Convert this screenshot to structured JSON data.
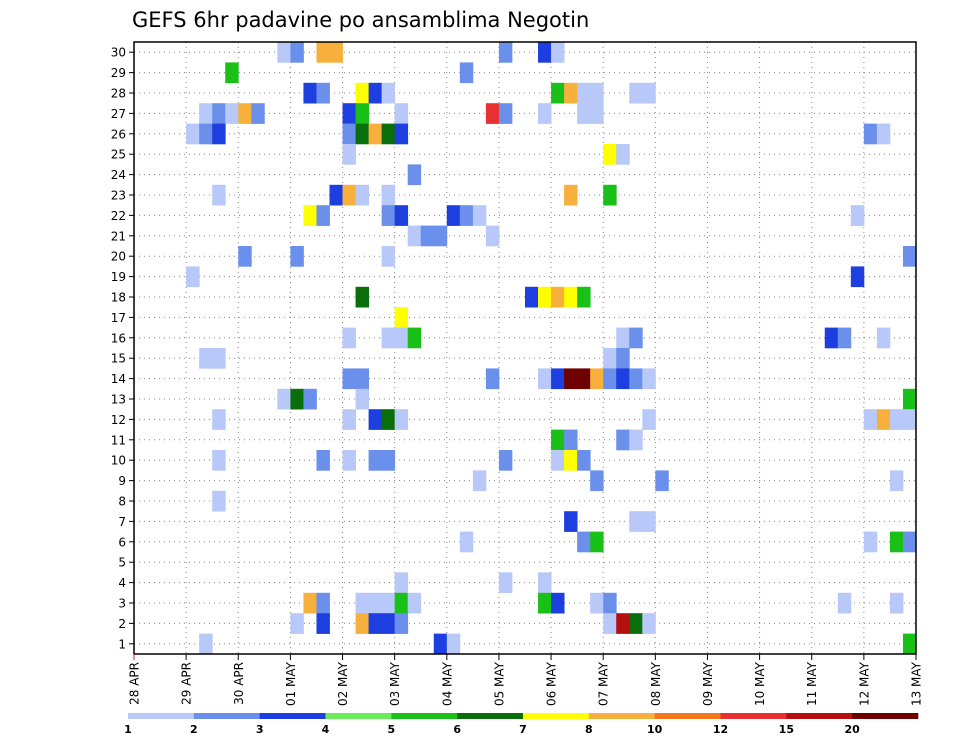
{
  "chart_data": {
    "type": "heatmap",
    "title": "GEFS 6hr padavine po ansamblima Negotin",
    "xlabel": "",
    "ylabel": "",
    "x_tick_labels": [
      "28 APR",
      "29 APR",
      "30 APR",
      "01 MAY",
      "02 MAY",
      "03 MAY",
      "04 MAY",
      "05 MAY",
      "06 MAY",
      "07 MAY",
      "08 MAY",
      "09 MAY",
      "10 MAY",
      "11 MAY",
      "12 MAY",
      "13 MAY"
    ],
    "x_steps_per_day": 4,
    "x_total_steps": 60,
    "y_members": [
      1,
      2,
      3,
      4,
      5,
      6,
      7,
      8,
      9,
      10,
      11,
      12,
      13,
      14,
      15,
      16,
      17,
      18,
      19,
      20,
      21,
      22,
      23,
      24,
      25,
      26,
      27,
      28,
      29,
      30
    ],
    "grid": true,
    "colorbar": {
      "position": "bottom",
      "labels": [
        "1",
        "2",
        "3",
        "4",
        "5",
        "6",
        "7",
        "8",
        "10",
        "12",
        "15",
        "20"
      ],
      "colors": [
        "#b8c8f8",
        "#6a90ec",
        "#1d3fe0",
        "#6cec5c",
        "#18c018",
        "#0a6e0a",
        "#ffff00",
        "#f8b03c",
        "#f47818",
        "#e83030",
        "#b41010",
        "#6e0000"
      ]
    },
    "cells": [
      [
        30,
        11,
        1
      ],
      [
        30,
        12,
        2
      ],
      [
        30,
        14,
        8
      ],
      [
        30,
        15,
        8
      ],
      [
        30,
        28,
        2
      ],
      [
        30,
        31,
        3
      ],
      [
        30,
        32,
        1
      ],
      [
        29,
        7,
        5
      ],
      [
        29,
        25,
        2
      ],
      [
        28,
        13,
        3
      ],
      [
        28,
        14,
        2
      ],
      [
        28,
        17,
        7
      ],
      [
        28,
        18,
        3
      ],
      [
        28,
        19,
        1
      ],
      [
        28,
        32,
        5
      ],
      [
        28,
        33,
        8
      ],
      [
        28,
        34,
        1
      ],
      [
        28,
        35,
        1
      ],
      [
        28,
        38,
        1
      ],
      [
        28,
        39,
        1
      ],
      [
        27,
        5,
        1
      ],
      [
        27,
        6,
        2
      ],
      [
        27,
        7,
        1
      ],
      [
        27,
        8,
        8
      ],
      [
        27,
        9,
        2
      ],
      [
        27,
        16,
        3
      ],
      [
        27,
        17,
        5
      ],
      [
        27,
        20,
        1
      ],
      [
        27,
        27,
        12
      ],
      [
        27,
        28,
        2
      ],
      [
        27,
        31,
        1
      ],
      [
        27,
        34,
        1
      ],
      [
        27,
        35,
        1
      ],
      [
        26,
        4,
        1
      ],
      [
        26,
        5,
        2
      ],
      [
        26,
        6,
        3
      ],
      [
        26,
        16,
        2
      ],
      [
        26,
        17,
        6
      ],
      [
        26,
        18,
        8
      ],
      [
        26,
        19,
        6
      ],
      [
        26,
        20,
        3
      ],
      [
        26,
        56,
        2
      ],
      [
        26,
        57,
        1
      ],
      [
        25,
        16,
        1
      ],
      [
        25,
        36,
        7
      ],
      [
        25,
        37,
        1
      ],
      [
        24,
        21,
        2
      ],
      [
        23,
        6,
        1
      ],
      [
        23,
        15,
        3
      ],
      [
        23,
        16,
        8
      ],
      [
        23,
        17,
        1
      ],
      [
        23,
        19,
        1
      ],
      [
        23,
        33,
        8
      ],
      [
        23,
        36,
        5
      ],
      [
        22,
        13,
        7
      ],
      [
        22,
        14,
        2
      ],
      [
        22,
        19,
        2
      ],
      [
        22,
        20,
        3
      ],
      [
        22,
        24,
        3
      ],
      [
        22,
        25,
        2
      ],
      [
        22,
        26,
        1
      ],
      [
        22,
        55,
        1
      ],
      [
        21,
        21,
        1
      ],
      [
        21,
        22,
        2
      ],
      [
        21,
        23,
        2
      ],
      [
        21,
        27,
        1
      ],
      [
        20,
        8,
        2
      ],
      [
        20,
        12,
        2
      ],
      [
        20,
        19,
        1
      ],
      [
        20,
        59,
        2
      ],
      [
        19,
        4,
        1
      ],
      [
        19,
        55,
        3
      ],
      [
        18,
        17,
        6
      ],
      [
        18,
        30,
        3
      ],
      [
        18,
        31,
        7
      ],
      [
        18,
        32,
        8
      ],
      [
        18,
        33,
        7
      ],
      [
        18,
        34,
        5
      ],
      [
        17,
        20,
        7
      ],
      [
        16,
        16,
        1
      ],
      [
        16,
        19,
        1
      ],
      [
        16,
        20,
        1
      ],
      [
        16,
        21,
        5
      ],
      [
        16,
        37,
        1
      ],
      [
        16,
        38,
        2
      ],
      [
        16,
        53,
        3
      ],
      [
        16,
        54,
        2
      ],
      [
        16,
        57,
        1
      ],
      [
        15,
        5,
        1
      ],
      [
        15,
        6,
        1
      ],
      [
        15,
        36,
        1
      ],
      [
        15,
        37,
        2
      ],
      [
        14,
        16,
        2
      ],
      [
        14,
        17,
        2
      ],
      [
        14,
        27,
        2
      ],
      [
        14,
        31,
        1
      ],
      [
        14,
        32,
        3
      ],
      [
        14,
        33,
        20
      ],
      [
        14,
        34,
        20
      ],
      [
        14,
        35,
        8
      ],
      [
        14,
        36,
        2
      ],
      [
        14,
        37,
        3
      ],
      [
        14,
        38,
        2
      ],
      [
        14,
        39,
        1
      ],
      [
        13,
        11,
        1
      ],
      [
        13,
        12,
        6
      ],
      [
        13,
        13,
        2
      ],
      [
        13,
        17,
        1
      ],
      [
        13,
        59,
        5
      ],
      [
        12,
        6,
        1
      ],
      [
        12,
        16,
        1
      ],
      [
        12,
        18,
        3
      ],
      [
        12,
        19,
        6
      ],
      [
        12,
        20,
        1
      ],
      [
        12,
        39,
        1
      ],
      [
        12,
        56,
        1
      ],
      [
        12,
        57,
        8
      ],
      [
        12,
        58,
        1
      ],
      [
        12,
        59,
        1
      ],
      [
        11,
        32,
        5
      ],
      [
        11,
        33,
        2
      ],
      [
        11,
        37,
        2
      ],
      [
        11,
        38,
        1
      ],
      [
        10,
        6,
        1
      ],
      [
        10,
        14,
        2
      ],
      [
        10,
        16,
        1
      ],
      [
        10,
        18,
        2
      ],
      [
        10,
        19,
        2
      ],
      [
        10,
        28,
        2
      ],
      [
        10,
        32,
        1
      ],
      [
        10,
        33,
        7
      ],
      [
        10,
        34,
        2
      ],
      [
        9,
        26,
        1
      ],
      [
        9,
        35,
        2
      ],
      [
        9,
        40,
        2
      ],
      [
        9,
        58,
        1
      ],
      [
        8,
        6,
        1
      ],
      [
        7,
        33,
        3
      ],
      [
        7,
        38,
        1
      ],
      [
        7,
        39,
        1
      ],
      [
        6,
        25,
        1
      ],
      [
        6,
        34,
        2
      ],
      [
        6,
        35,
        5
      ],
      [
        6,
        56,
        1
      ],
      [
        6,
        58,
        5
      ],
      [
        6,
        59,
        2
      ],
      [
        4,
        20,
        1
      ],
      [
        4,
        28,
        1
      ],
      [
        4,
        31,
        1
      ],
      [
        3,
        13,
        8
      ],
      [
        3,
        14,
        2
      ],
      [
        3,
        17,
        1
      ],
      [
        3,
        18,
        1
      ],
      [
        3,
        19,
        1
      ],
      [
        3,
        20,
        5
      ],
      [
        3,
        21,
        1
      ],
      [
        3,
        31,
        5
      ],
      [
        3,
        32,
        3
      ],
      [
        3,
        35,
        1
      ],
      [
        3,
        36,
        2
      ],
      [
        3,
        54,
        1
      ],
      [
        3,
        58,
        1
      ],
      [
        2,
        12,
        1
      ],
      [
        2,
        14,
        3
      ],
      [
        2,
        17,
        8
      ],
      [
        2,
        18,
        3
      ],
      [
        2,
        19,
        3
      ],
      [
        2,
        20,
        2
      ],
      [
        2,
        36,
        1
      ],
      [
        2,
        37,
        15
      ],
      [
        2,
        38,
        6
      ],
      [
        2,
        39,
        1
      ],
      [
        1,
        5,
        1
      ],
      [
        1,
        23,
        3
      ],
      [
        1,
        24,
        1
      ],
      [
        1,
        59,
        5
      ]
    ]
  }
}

++++++++++++++++++++

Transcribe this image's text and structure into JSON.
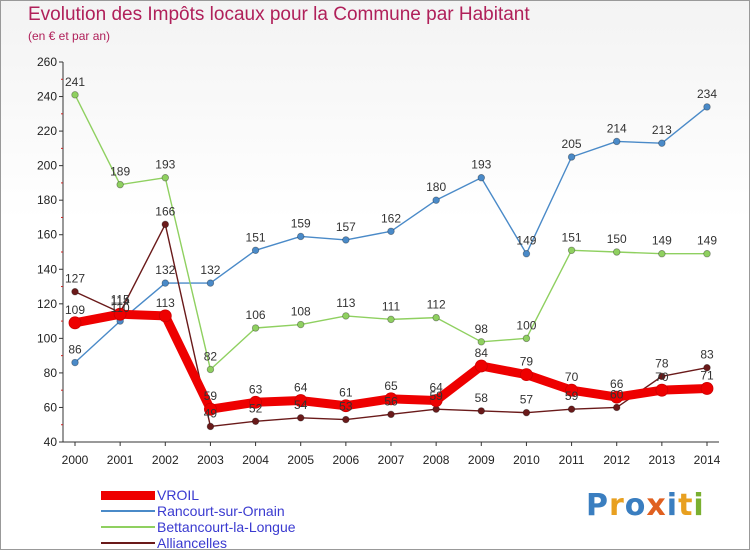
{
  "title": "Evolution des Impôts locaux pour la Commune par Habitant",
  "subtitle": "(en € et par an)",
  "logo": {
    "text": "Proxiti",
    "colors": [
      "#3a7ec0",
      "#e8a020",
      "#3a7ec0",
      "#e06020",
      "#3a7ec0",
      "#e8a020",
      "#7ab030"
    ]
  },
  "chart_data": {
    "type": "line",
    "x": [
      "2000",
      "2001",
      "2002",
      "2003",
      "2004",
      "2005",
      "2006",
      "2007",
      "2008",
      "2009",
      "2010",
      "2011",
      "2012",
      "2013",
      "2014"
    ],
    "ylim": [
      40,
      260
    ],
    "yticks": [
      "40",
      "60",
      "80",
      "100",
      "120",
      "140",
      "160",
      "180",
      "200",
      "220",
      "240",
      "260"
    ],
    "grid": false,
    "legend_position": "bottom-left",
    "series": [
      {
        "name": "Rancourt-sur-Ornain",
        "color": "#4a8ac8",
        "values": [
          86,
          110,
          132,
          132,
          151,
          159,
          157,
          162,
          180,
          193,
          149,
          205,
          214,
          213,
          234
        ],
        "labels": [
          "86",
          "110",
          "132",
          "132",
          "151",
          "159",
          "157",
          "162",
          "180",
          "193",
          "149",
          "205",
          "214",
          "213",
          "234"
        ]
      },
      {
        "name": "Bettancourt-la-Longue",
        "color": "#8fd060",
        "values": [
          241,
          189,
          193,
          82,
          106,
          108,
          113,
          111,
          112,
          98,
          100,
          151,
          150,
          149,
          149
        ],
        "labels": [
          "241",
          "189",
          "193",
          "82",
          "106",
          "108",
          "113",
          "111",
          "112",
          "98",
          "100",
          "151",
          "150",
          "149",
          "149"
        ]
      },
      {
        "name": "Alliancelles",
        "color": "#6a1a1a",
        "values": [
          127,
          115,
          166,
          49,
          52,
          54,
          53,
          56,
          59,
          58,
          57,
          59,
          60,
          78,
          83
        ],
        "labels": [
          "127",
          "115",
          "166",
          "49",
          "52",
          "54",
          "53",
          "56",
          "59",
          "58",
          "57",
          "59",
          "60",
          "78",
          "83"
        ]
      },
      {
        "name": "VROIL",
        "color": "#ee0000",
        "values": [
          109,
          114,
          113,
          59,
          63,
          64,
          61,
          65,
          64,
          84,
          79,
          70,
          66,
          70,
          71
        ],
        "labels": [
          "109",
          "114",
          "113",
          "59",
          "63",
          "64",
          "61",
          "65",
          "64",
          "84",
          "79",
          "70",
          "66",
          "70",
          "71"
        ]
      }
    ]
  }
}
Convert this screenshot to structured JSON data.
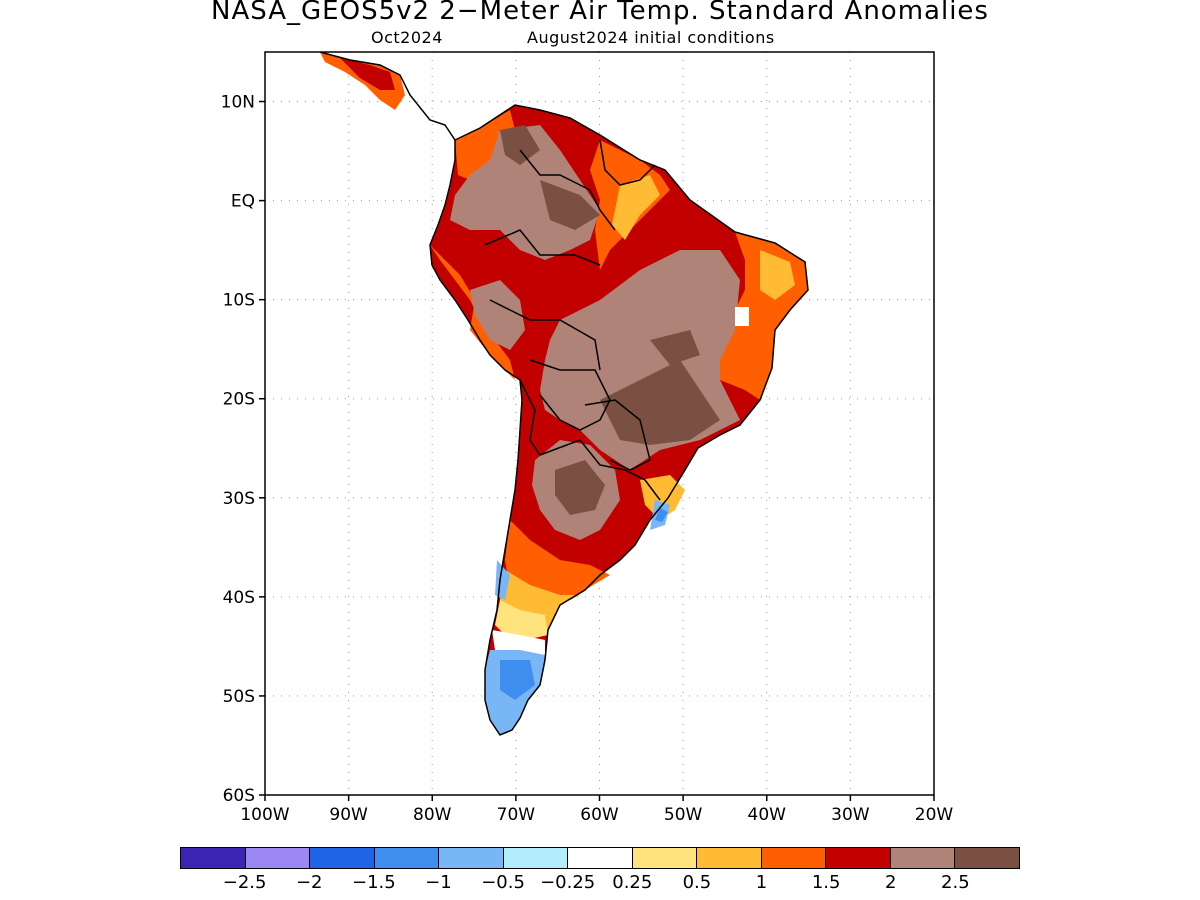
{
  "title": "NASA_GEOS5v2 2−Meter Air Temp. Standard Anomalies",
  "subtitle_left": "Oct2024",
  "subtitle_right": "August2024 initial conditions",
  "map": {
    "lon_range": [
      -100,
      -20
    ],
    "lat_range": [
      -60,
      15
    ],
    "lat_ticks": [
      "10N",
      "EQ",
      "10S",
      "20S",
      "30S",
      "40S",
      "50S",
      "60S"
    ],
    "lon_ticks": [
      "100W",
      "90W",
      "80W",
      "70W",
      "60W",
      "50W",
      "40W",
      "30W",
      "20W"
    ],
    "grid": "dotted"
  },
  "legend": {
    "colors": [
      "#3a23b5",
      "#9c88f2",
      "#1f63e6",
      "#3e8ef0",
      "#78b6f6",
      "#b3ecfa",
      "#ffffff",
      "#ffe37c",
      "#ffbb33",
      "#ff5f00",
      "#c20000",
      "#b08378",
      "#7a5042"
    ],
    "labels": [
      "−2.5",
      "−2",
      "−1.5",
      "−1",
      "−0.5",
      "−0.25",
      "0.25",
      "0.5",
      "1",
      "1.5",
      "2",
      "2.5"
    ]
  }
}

++++++++++++++++++++

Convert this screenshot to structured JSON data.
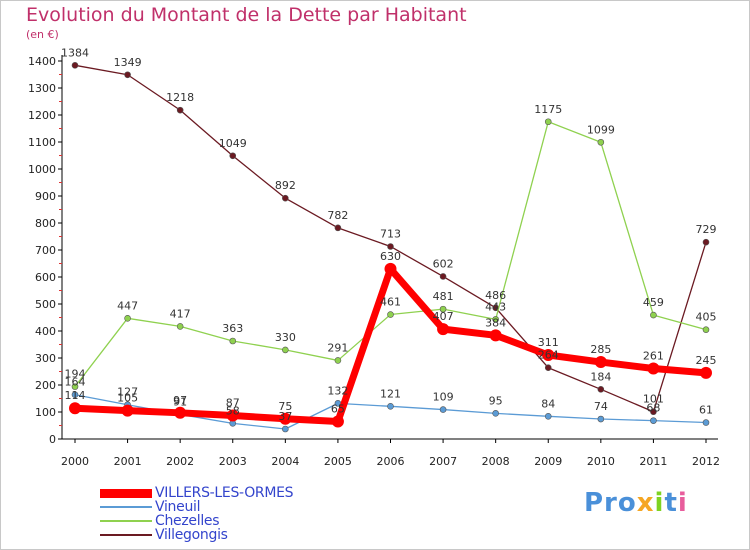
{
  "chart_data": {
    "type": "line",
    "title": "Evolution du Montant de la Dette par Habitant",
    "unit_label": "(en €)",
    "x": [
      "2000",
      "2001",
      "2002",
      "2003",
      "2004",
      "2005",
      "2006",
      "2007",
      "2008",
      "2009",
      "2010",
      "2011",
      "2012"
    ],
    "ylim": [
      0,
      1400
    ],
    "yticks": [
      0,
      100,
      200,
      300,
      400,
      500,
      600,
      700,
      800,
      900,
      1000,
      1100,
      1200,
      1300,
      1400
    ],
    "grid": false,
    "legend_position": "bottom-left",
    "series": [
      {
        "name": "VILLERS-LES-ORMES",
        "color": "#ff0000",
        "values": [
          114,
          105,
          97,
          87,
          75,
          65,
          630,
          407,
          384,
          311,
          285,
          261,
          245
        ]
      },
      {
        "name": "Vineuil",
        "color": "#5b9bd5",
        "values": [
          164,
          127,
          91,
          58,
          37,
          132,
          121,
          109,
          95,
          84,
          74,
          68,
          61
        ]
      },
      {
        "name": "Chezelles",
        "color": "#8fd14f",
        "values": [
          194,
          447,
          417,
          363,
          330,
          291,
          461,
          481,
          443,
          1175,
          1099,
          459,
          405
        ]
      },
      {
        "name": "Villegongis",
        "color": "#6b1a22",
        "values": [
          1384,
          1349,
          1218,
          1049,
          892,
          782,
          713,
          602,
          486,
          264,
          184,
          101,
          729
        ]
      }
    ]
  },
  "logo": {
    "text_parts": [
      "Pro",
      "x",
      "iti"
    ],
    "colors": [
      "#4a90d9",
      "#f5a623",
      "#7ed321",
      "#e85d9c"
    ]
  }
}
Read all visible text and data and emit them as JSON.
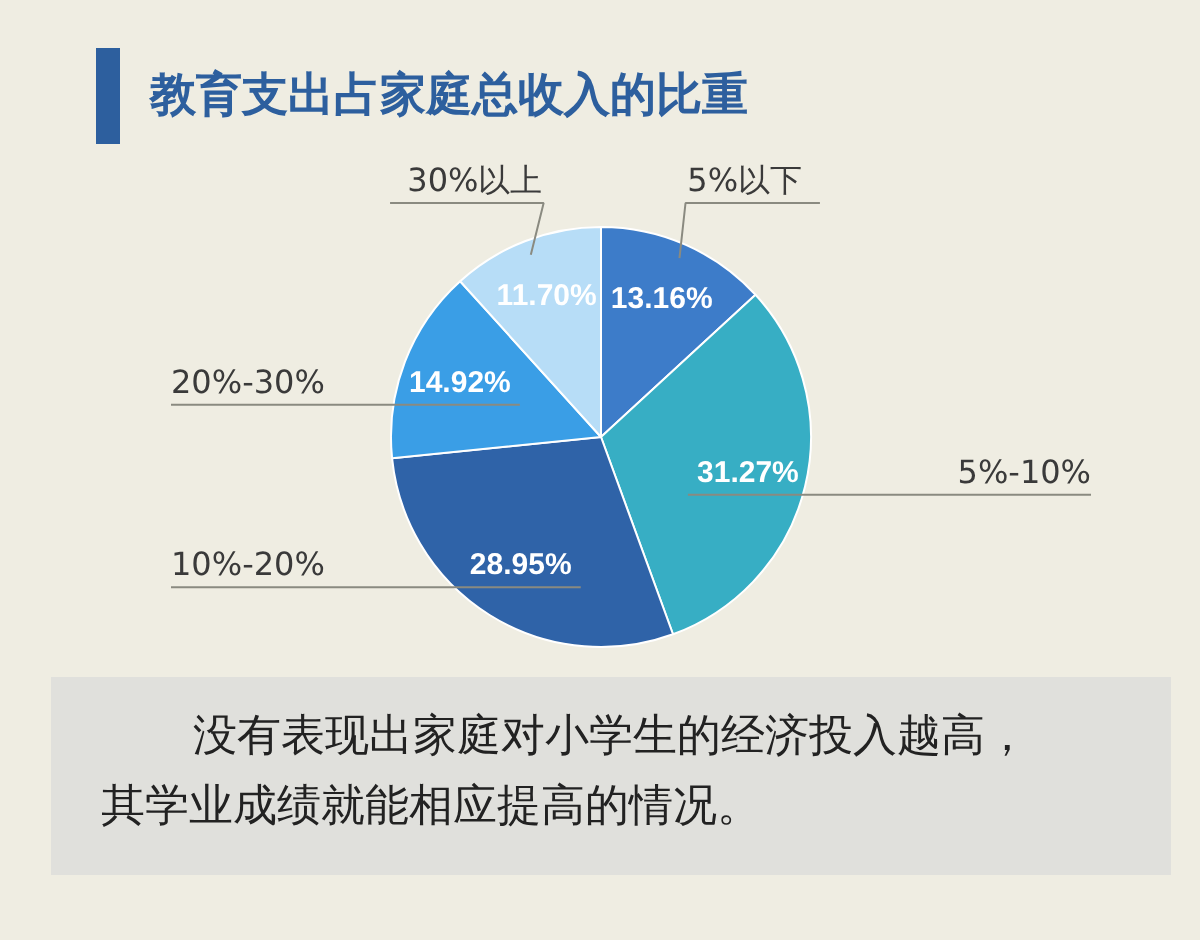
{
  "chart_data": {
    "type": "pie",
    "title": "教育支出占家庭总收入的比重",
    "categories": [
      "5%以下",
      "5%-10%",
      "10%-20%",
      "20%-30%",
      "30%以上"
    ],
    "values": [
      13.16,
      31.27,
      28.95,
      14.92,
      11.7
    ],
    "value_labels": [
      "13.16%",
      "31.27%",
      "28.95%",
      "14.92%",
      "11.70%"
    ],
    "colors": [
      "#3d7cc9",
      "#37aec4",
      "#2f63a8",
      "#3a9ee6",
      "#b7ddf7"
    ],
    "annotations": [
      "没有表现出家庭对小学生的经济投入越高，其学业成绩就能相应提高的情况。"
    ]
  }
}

++++++++++++++++++++

- Your task -
Only a number is wanted: how many lines contain the word "Habitant"?

- Result for this exercise -
2